↓
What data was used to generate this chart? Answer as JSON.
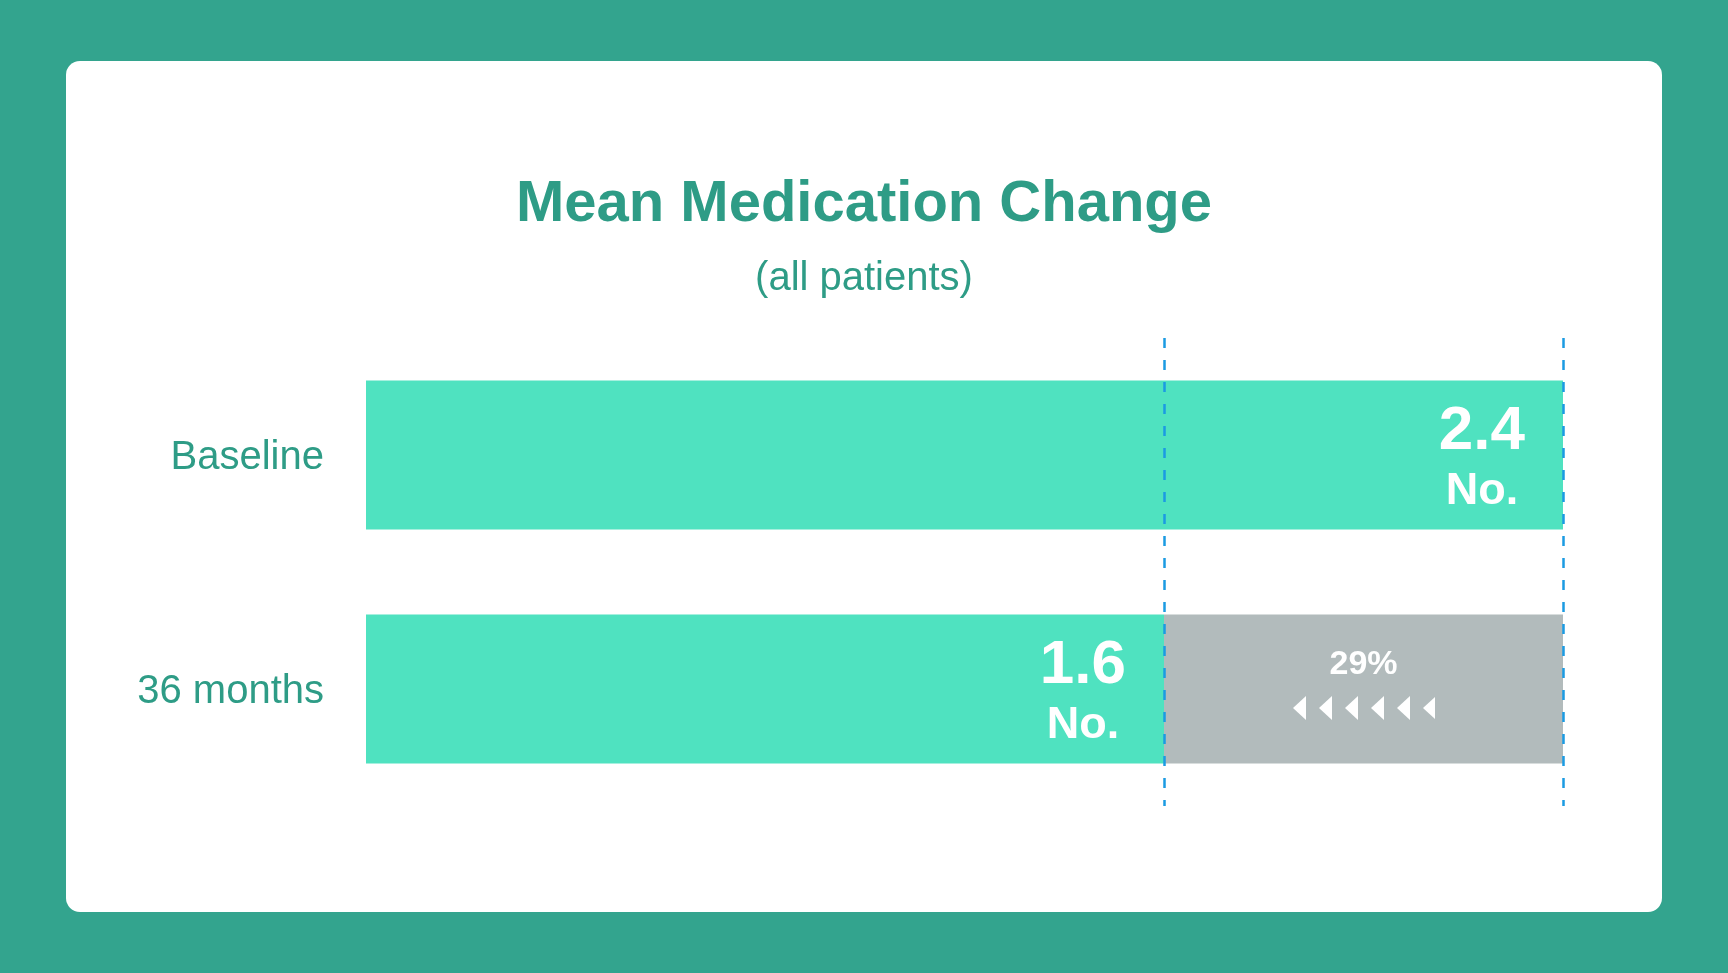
{
  "chart_data": {
    "type": "bar",
    "orientation": "horizontal",
    "stacked": true,
    "title": "Mean Medication Change",
    "subtitle": "(all patients)",
    "categories": [
      "Baseline",
      "36 months"
    ],
    "series": [
      {
        "color": "#4fe2c0",
        "values": [
          2.4,
          1.6
        ],
        "value_labels": [
          "2.4\nNo.",
          "1.6\nNo."
        ]
      },
      {
        "color": "#b2bbbc",
        "values": [
          null,
          0.8
        ]
      }
    ],
    "xlim": [
      0,
      2.4
    ],
    "ref_lines": [
      {
        "axis": "x",
        "value": 1.6,
        "color": "#1b9be2",
        "line_style": "dashed"
      },
      {
        "axis": "x",
        "value": 2.4,
        "color": "#1b9be2",
        "line_style": "dashed"
      }
    ],
    "annotations": [
      "29%"
    ],
    "tick_labels": "y"
  }
}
↑
Exercise details:
From the records above, pull out each line that has "color".

Answer for this exercise:
        "color": "#4fe2c0",
        "color": "#b2bbbc",
        "color": "#1b9be2",
        "color": "#1b9be2",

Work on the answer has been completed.